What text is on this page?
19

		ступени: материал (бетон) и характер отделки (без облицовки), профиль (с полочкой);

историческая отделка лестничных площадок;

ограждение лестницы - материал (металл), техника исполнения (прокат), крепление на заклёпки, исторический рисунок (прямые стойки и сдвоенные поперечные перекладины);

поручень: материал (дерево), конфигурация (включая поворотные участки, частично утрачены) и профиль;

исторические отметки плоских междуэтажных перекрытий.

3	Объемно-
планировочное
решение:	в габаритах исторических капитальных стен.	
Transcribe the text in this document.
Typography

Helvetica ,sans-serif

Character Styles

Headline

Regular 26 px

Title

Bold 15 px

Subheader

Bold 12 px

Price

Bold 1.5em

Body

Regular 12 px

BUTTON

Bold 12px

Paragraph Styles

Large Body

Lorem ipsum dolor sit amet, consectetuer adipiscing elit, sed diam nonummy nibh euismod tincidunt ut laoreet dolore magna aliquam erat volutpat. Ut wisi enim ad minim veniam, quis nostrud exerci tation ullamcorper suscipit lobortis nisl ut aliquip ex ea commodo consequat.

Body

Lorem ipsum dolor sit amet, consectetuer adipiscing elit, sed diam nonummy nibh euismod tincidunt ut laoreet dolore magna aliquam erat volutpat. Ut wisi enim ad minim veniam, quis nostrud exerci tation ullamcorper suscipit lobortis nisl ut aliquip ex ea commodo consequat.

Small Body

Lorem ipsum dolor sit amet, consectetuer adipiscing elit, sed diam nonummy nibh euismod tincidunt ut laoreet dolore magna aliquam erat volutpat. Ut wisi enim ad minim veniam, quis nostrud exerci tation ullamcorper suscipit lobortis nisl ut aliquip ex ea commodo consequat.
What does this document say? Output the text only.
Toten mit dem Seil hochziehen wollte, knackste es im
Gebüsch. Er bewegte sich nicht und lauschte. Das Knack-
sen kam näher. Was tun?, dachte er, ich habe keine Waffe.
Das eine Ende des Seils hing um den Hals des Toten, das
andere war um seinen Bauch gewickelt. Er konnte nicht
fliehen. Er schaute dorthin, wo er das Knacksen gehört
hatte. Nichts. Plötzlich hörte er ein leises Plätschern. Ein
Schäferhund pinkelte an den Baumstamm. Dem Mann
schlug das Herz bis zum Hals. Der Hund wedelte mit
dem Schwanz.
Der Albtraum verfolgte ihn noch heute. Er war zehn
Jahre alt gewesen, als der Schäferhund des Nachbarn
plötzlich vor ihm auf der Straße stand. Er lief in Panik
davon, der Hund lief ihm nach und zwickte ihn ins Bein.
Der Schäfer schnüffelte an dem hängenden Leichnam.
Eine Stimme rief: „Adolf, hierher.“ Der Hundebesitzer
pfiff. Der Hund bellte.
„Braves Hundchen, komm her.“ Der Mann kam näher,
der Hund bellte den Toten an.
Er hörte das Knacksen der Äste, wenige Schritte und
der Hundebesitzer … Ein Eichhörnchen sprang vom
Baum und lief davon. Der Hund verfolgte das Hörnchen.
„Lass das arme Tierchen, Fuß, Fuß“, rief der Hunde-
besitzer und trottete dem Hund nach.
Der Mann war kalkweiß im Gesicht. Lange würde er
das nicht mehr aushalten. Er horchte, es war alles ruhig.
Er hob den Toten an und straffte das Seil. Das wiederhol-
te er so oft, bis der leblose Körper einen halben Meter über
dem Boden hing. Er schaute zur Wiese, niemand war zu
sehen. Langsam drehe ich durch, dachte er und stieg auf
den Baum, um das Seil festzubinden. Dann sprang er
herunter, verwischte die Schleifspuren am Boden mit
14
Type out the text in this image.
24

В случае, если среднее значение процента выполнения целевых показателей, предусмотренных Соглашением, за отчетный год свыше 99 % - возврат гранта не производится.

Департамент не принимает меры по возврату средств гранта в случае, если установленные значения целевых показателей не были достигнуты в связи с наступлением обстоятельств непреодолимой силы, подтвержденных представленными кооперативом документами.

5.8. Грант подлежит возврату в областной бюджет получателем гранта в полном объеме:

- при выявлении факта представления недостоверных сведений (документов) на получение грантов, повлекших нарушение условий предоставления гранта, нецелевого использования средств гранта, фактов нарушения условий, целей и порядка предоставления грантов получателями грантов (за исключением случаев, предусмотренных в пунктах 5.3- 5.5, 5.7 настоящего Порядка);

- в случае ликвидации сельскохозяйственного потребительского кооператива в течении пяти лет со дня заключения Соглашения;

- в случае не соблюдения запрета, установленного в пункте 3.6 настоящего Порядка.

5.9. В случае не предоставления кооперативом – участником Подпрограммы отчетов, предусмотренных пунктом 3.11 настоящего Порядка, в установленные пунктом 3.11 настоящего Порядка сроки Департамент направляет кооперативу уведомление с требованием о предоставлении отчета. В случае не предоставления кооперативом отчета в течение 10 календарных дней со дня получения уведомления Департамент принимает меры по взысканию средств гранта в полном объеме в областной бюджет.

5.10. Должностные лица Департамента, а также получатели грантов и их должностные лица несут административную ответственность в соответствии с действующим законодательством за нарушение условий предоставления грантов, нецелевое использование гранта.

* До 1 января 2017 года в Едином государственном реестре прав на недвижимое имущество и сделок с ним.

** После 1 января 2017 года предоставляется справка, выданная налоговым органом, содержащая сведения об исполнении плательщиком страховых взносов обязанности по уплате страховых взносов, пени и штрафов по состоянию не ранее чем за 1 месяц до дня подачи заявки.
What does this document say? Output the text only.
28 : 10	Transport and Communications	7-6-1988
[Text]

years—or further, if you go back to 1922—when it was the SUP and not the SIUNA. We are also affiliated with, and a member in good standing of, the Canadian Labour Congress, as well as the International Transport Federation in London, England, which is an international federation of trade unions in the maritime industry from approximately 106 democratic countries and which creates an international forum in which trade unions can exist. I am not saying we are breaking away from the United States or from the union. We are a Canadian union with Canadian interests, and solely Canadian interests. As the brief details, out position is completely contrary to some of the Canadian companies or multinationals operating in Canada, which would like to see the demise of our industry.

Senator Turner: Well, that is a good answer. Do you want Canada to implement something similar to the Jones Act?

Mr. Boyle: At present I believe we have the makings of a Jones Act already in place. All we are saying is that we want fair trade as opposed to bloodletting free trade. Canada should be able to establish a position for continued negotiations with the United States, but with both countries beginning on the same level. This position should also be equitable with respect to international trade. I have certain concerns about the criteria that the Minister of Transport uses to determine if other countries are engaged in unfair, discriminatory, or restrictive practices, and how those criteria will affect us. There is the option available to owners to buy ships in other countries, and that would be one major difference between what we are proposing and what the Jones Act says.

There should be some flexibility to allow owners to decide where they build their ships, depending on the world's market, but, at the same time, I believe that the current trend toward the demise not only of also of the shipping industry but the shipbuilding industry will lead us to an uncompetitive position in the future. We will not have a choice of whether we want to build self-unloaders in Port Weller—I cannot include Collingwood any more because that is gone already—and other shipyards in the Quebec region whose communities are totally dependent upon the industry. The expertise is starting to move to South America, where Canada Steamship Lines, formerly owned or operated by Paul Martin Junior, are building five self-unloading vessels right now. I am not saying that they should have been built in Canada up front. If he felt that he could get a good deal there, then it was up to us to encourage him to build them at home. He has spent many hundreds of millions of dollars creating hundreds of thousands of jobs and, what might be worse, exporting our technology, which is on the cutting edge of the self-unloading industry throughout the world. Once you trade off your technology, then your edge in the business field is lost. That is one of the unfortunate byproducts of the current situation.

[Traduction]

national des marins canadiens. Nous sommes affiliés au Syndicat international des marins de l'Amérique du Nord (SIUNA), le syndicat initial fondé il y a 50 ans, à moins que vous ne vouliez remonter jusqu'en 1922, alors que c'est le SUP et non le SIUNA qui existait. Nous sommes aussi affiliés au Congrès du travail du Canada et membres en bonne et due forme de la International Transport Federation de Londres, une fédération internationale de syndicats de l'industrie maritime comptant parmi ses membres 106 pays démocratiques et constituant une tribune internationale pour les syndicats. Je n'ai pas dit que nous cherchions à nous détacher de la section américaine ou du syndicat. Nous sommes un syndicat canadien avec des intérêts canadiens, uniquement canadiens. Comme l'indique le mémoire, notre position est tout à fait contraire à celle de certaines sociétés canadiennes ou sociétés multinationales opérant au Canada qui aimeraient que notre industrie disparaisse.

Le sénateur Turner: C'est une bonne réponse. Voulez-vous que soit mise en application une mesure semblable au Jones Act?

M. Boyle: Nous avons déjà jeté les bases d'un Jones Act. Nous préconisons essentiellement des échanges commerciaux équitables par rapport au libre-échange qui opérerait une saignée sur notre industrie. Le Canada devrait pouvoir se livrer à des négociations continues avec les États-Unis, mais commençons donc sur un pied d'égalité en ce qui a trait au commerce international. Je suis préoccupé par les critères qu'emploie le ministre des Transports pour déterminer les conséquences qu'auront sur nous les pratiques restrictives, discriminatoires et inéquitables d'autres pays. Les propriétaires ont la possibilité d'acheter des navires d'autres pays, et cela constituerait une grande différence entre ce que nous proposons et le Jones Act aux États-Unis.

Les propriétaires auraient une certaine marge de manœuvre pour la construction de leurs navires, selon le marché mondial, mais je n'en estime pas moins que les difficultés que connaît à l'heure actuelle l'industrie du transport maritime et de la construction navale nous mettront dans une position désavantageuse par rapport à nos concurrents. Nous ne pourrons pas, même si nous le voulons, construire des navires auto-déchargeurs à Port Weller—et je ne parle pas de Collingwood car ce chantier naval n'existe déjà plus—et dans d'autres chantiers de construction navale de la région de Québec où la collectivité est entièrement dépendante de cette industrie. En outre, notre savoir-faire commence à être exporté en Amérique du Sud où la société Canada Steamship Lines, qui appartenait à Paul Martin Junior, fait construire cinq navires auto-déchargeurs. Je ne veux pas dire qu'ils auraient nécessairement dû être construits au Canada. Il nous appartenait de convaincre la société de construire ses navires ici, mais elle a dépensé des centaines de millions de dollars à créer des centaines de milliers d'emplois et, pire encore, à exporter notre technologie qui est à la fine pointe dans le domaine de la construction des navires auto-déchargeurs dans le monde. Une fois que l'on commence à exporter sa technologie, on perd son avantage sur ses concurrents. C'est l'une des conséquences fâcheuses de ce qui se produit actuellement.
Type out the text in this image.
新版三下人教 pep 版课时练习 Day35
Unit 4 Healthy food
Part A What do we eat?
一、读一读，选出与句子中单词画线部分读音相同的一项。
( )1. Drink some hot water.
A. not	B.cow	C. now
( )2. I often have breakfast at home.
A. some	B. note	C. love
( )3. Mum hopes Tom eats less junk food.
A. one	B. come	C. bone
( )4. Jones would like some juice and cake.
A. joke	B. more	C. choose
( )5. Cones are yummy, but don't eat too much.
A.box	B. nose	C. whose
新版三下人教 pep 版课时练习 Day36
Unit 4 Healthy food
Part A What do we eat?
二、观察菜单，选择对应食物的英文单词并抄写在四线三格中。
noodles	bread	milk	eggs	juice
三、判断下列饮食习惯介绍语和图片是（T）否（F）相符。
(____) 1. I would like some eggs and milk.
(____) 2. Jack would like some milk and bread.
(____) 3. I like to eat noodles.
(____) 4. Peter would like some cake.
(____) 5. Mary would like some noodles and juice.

# Exercise goal
Return, from the data, each line that has the word "näher" in it.

# Result of this exercise
sen kam näher. Was tun?, dachte er, ich habe keine Waffe.
„Braves Hundchen, komm her.“ Der Mann kam näher,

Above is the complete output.